--- START ---

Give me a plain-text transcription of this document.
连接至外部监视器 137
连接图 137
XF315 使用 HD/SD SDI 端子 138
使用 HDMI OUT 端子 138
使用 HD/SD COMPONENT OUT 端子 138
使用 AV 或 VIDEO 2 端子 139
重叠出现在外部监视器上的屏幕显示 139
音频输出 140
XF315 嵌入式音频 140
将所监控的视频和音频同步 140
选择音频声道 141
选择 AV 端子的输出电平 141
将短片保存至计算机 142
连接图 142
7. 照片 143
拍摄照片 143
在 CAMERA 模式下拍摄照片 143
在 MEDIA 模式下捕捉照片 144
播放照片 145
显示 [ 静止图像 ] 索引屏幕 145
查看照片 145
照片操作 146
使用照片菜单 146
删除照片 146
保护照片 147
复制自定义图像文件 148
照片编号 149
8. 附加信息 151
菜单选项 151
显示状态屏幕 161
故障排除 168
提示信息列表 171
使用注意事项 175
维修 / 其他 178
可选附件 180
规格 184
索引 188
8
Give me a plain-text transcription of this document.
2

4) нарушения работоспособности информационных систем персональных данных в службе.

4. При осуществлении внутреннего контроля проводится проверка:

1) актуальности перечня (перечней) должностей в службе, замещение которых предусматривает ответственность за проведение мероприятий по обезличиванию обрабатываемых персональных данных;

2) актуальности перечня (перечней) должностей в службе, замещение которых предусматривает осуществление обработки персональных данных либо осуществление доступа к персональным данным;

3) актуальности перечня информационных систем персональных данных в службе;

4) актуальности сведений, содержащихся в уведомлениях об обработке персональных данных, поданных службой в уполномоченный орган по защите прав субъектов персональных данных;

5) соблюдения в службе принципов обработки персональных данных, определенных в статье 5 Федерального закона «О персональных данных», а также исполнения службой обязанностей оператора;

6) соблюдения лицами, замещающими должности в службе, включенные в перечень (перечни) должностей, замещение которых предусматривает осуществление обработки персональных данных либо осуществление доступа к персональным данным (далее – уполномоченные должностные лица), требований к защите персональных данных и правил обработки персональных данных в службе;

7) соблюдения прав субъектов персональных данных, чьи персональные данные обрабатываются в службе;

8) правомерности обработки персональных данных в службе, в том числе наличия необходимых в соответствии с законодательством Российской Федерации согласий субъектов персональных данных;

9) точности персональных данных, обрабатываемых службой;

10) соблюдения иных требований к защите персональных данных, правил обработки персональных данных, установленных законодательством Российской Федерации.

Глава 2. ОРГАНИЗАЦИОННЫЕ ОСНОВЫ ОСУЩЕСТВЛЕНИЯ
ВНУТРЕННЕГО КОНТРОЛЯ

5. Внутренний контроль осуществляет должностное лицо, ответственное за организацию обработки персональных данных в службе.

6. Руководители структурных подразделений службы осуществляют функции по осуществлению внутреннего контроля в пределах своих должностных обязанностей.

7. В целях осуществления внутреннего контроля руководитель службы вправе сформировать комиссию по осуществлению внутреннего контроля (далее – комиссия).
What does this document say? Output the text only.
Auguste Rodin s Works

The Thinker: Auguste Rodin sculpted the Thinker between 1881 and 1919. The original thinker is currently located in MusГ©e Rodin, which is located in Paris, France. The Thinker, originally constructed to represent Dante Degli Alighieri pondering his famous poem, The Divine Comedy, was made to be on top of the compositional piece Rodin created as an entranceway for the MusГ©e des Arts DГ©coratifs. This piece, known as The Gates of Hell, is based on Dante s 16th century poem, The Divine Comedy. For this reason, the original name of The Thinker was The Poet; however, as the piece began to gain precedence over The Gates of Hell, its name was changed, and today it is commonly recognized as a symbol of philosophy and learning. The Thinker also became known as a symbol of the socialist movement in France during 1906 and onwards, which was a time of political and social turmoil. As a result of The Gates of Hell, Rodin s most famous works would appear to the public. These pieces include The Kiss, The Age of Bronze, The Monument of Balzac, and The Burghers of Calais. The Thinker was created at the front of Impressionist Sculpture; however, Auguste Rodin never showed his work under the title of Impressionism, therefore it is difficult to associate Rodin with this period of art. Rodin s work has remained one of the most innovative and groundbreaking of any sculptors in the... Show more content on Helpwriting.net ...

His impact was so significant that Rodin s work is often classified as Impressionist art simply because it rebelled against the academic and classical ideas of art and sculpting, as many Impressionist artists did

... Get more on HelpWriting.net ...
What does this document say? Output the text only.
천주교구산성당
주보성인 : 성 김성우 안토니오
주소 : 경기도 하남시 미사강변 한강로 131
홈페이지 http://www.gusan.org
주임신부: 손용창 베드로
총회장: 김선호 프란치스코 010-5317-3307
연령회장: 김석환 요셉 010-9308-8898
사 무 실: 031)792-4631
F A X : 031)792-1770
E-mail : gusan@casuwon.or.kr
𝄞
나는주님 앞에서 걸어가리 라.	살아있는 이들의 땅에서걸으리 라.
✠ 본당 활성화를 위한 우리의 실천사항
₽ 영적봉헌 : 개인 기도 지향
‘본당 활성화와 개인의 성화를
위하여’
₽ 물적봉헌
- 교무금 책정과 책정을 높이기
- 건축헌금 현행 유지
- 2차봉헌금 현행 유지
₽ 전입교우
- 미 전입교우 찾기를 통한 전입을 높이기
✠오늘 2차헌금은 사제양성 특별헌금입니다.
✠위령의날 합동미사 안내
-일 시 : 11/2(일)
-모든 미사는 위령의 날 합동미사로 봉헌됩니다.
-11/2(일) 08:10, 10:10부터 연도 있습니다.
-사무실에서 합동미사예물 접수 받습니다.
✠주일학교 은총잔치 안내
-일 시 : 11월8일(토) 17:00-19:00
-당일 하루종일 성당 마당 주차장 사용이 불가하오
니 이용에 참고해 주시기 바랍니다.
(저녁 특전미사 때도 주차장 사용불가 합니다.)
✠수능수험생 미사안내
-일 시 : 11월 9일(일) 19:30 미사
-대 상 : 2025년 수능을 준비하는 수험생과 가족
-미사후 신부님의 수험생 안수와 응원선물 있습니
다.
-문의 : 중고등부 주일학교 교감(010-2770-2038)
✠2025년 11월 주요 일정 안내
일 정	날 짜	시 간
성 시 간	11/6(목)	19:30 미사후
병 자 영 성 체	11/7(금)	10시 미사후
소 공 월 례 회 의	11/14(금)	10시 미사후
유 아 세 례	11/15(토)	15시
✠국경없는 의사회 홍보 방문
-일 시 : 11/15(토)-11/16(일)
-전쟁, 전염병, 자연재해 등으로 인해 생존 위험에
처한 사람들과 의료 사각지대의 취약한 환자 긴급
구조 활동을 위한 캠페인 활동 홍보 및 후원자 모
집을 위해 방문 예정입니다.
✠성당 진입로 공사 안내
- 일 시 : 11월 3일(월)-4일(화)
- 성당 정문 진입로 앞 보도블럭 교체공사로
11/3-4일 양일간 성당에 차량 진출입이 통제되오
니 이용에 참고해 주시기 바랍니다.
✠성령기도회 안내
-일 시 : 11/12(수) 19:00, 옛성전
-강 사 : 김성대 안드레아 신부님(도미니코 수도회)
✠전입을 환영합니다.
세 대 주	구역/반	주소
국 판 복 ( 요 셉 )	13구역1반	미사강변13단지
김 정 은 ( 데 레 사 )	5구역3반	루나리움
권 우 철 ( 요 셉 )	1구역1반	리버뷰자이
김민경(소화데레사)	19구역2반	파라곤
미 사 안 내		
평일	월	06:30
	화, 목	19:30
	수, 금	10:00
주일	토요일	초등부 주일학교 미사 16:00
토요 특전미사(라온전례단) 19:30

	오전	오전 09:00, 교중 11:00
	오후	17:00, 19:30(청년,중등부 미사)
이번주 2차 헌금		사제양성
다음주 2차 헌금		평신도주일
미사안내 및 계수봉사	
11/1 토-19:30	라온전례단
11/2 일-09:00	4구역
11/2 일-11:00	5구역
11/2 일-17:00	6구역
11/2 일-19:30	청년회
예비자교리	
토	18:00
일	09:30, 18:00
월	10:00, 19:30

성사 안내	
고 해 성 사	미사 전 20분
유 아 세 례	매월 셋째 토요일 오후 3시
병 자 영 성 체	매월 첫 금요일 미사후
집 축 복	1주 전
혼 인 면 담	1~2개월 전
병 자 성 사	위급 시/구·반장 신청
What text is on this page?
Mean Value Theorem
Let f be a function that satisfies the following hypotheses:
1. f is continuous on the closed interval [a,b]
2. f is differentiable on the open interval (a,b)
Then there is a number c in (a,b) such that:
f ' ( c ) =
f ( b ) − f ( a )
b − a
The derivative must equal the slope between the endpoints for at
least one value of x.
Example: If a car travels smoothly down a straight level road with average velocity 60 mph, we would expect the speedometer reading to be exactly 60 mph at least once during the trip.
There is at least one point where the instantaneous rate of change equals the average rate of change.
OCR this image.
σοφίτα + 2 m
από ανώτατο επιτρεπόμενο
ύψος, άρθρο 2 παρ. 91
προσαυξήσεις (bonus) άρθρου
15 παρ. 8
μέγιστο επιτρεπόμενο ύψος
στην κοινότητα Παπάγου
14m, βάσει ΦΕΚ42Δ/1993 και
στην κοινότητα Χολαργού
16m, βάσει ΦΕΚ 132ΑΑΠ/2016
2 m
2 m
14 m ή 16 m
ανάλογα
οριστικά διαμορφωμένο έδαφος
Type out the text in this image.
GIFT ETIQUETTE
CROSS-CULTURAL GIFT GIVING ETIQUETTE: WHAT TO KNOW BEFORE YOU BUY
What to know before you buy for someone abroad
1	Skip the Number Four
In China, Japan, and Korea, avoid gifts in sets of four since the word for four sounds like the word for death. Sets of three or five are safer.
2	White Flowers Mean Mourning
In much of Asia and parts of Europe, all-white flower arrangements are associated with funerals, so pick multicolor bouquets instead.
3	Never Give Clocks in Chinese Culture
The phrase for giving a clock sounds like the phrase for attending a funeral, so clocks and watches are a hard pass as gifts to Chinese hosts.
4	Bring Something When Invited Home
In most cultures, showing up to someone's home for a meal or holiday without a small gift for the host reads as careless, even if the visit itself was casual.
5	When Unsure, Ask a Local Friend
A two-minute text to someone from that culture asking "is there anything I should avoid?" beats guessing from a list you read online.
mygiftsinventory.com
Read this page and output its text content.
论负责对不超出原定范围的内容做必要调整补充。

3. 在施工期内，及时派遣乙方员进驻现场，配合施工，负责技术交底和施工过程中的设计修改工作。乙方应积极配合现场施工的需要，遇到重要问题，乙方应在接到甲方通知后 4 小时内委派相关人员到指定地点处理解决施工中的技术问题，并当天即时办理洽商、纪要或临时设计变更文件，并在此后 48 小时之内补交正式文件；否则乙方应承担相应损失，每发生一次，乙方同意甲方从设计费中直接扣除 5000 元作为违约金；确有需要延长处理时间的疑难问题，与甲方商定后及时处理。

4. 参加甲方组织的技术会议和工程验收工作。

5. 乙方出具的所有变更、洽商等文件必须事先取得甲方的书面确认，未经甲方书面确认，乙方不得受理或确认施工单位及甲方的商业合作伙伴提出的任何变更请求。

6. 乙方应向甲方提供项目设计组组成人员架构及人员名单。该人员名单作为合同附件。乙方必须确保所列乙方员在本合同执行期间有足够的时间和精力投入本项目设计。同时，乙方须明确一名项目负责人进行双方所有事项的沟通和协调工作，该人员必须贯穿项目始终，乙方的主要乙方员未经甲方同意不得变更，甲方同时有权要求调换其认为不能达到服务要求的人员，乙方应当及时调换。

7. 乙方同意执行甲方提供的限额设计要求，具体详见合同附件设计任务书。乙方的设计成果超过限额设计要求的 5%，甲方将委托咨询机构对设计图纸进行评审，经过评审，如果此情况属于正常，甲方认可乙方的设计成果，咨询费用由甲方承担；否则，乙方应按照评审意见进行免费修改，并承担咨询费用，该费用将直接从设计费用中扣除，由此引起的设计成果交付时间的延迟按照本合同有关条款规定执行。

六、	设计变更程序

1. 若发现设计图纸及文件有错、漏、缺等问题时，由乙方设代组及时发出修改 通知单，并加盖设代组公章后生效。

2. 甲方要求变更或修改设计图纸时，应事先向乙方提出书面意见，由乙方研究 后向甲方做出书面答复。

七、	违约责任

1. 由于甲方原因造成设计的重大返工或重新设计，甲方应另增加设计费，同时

--- END ---

# [Exercise brief]
Copy each line of the records containing the string "перечня".

# [Output for this task]
1) актуальности перечня (перечней) должностей в службе, замещение которых предусматривает ответственность за проведение мероприятий по обезличиванию обрабатываемых персональных данных;
2) актуальности перечня (перечней) должностей в службе, замещение которых предусматривает осуществление обработки персональных данных либо осуществление доступа к персональным данным;
3) актуальности перечня информационных систем персональных данных в службе;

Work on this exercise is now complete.